(WHAT IS NEEDED)
What follows is a set of entries. Repeat them exactly, but not their pictures.

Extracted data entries

————

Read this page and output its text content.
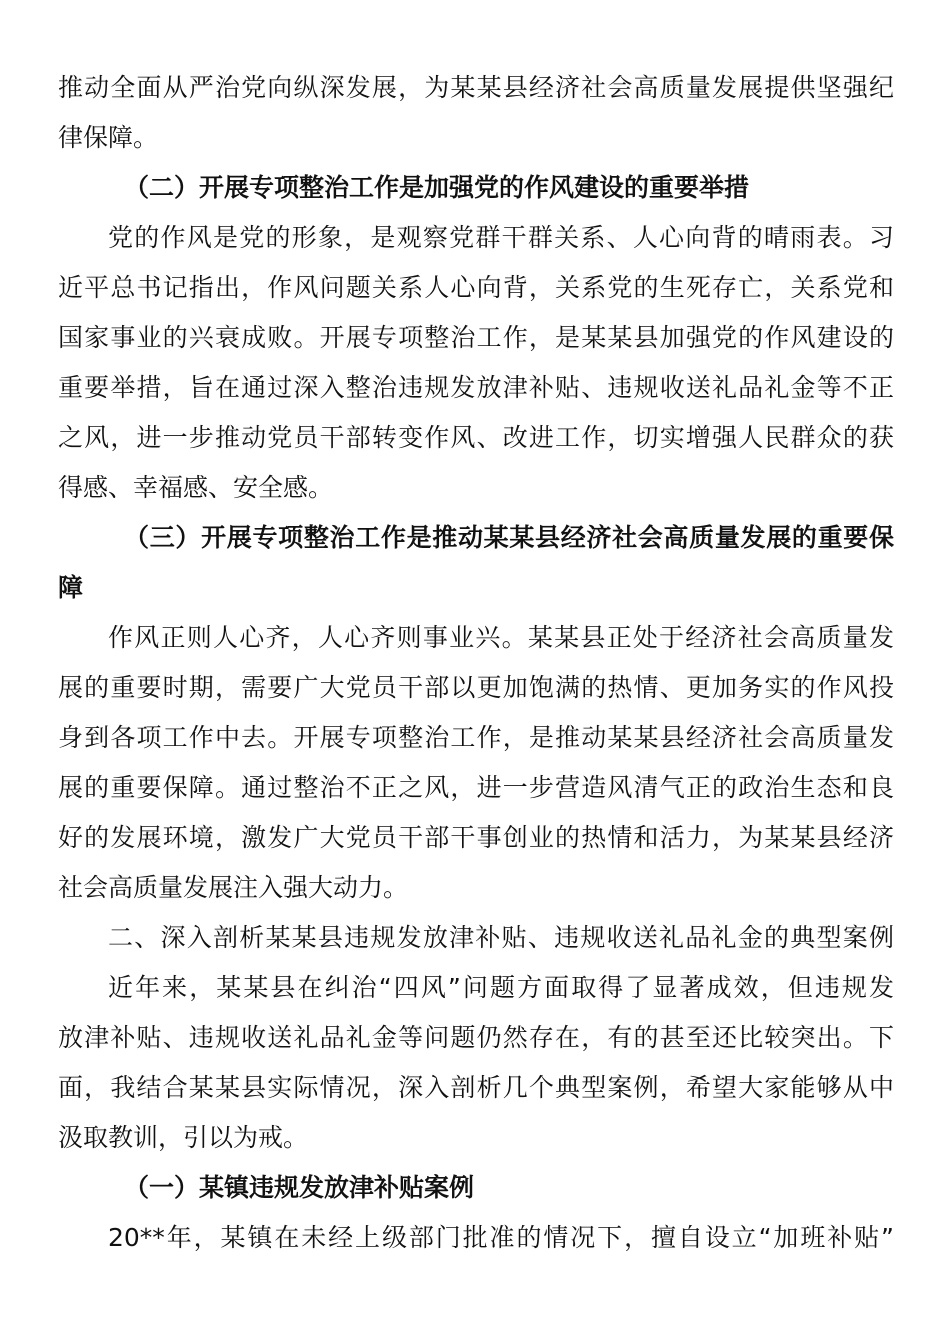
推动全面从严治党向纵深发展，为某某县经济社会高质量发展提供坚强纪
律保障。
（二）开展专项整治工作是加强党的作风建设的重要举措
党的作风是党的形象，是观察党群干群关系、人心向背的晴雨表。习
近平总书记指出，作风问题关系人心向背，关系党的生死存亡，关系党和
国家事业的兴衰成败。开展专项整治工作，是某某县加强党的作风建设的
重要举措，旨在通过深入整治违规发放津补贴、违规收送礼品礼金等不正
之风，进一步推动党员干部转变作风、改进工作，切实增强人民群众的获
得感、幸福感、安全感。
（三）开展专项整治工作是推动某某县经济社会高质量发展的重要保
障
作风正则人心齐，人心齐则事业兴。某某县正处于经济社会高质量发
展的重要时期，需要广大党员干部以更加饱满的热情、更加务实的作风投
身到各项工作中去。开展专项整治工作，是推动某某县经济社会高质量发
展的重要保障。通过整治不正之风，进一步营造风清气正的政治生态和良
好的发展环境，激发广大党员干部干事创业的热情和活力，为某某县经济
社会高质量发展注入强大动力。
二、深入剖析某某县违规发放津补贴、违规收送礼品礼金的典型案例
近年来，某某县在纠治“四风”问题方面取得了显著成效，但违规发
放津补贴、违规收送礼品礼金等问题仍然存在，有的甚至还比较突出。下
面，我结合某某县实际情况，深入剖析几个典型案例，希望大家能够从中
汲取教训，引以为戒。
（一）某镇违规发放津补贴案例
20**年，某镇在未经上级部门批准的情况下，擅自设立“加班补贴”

————

(SOLUTION TO THIS PROBLEM)
Read this page and output its text content.
推动全面从严治党向纵深发展，为某某县经济社会高质量发展提供坚强纪
律保障。
（二）开展专项整治工作是加强党的作风建设的重要举措
党的作风是党的形象，是观察党群干群关系、人心向背的晴雨表。习
近平总书记指出，作风问题关系人心向背，关系党的生死存亡，关系党和
国家事业的兴衰成败。开展专项整治工作，是某某县加强党的作风建设的
重要举措，旨在通过深入整治违规发放津补贴、违规收送礼品礼金等不正
之风，进一步推动党员干部转变作风、改进工作，切实增强人民群众的获
得感、幸福感、安全感。
（三）开展专项整治工作是推动某某县经济社会高质量发展的重要保
障
作风正则人心齐，人心齐则事业兴。某某县正处于经济社会高质量发
展的重要时期，需要广大党员干部以更加饱满的热情、更加务实的作风投
身到各项工作中去。开展专项整治工作，是推动某某县经济社会高质量发
展的重要保障。通过整治不正之风，进一步营造风清气正的政治生态和良
好的发展环境，激发广大党员干部干事创业的热情和活力，为某某县经济
社会高质量发展注入强大动力。
二、深入剖析某某县违规发放津补贴、违规收送礼品礼金的典型案例
近年来，某某县在纠治“四风”问题方面取得了显著成效，但违规发
放津补贴、违规收送礼品礼金等问题仍然存在，有的甚至还比较突出。下
面，我结合某某县实际情况，深入剖析几个典型案例，希望大家能够从中
汲取教训，引以为戒。
（一）某镇违规发放津补贴案例
20**年，某镇在未经上级部门批准的情况下，擅自设立“加班补贴”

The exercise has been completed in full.